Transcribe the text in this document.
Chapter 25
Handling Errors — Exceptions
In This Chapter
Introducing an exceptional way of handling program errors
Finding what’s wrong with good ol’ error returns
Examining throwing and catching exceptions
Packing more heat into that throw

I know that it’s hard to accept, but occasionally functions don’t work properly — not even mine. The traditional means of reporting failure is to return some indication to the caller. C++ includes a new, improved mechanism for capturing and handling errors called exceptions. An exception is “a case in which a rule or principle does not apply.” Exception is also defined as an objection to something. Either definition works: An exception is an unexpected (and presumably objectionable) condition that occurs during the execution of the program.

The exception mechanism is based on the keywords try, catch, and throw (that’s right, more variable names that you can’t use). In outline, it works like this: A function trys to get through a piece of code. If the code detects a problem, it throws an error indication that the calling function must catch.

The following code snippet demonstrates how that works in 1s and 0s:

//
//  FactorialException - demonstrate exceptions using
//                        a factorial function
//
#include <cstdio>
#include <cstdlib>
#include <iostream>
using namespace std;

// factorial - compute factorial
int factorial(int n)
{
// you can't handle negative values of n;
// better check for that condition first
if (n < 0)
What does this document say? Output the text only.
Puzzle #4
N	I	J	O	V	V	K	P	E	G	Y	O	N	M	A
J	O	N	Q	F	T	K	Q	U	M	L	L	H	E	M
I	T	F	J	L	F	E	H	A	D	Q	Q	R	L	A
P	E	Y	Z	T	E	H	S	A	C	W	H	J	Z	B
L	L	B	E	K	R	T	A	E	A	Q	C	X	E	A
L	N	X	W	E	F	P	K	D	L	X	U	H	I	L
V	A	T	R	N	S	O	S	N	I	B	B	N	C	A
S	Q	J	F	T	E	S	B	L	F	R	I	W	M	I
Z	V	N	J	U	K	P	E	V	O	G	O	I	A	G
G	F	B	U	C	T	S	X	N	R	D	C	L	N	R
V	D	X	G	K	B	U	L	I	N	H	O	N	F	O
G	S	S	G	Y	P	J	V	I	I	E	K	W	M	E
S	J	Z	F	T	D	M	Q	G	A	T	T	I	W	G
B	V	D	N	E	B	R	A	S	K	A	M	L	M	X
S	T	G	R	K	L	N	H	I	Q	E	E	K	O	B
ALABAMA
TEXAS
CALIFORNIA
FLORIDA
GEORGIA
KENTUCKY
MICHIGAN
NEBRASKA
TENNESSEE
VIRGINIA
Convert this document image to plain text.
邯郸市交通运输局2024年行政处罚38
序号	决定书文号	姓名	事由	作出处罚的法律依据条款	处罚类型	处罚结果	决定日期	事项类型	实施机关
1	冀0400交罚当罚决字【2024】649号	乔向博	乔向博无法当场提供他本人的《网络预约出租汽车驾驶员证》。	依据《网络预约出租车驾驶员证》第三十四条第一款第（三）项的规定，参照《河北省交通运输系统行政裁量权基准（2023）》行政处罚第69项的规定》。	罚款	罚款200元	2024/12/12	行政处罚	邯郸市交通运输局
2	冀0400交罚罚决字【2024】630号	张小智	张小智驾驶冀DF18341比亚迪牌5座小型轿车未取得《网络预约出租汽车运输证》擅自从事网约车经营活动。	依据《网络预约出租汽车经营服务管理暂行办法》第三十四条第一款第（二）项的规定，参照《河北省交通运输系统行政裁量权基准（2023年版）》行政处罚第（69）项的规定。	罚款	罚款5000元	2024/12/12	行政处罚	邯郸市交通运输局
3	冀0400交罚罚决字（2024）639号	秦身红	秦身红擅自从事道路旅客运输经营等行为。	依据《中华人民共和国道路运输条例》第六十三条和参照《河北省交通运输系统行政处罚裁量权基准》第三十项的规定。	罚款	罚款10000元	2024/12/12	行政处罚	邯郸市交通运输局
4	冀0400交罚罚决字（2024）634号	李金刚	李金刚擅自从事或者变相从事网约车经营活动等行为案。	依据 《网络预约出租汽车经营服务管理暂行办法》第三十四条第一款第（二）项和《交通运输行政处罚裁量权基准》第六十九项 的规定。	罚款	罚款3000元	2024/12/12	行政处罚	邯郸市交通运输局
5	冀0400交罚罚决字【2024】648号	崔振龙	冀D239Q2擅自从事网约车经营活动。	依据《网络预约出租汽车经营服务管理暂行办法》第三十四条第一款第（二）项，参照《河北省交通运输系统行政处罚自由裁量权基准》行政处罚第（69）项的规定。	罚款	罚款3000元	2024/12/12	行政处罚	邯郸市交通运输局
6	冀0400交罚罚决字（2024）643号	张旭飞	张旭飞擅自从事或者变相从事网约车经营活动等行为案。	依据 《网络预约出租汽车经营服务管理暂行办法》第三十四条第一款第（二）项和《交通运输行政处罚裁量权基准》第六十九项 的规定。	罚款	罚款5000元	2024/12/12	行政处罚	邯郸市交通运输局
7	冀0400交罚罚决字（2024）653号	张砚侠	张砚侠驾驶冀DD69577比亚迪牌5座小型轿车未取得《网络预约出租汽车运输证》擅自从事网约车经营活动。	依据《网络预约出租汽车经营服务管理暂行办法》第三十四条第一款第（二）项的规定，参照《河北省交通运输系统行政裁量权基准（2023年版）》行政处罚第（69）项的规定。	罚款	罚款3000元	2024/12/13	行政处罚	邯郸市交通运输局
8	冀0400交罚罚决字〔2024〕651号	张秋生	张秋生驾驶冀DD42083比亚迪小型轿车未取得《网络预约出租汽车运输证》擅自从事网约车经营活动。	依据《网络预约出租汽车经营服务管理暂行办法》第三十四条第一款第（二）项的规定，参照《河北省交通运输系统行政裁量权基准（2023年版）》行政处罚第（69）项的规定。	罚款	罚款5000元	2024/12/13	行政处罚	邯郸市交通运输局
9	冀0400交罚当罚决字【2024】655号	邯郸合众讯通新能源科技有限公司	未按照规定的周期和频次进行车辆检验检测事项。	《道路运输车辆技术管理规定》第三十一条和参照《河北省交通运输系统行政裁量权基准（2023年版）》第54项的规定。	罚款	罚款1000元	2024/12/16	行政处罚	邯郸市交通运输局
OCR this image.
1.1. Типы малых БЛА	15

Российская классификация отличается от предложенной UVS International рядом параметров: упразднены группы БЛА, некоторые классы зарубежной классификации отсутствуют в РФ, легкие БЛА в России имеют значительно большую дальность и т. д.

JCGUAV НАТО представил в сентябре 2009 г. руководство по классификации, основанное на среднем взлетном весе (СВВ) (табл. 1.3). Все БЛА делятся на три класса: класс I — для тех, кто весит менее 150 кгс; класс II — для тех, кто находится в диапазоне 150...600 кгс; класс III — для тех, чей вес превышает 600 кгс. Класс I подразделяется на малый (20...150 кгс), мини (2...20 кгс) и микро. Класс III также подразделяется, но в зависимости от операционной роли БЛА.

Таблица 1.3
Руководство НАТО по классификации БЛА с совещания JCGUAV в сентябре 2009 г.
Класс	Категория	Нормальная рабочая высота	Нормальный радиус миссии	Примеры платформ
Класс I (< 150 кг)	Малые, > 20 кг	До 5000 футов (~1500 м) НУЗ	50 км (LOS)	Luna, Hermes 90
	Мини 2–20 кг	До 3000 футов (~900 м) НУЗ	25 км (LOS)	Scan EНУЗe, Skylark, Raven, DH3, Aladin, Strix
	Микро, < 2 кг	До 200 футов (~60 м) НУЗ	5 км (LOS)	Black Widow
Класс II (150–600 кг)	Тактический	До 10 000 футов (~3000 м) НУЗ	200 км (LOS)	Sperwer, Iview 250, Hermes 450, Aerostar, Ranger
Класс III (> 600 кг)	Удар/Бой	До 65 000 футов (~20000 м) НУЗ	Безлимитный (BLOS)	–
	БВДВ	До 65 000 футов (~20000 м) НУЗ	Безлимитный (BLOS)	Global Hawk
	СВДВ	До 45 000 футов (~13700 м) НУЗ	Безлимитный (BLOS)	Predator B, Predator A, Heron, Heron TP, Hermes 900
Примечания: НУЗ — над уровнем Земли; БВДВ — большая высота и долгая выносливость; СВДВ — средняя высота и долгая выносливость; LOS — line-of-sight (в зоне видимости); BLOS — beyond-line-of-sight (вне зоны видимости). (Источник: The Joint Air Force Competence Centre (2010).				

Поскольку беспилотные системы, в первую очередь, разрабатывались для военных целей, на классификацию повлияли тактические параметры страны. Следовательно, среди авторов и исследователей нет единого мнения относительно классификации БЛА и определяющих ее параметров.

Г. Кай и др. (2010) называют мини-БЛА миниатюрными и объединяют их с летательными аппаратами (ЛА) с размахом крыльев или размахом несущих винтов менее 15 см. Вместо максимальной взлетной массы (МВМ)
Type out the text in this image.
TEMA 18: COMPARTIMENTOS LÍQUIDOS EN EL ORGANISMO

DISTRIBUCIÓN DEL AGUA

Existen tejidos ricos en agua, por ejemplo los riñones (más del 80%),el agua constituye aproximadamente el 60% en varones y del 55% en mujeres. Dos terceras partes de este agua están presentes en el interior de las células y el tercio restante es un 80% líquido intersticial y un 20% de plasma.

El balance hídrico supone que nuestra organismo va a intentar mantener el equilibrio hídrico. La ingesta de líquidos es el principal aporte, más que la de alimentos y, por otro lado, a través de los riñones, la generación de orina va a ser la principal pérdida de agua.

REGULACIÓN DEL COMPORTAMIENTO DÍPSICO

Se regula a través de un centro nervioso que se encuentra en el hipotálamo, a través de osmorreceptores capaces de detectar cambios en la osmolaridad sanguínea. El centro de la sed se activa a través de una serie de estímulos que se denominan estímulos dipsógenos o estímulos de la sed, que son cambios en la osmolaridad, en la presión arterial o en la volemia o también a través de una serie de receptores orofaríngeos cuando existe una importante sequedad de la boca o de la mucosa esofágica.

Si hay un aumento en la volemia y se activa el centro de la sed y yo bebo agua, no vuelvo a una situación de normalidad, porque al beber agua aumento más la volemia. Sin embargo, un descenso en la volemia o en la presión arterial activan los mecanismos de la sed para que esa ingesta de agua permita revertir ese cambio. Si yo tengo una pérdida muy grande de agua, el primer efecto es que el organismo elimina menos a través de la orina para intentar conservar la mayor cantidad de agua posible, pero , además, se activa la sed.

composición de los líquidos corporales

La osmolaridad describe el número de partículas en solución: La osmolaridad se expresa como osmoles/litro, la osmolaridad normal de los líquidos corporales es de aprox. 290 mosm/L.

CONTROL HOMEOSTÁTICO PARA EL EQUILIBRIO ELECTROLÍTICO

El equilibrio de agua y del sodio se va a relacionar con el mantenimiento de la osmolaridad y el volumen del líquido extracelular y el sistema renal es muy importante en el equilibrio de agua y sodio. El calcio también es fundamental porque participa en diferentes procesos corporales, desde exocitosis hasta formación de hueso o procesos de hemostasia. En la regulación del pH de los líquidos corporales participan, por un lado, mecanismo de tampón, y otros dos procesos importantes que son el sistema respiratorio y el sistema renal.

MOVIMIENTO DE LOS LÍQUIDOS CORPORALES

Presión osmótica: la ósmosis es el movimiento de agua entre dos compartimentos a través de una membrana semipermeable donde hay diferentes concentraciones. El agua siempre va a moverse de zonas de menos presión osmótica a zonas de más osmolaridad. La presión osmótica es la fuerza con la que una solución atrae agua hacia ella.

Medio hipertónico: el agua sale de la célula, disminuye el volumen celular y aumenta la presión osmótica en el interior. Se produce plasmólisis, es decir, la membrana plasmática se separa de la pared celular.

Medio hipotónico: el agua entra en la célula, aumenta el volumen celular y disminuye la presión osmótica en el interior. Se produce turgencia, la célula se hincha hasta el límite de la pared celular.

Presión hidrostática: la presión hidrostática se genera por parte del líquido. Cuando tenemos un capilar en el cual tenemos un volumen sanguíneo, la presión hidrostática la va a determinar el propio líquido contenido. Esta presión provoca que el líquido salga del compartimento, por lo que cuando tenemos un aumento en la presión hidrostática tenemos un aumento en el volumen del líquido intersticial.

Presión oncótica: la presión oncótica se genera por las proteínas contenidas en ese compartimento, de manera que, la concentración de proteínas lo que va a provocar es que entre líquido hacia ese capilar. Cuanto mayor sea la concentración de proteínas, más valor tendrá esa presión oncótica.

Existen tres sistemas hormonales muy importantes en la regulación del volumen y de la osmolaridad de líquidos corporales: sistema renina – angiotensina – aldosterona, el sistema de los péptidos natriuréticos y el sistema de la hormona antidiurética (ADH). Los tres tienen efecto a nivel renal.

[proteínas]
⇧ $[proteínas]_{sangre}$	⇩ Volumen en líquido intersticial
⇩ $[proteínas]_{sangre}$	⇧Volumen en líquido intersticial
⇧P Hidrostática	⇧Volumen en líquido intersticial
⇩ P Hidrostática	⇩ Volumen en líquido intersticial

☆ ☆ ☆ ☆ ☆

* [Work to complete] Identify which lines contain the word "СВДВ" and copy each one.

* [Result for this exercise]
	СВДВ	До 45 000 футов (~13700 м) НУЗ	Безлимитный (BLOS)	Predator B, Predator A, Heron, Heron TP, Hermes 900
Примечания: НУЗ — над уровнем Земли; БВДВ — большая высота и долгая выносливость; СВДВ — средняя высота и долгая выносливость; LOS — line-of-sight (в зоне видимости); BLOS — beyond-line-of-sight (вне зоны видимости). (Источник: The Joint Air Force Competence Centre (2010).				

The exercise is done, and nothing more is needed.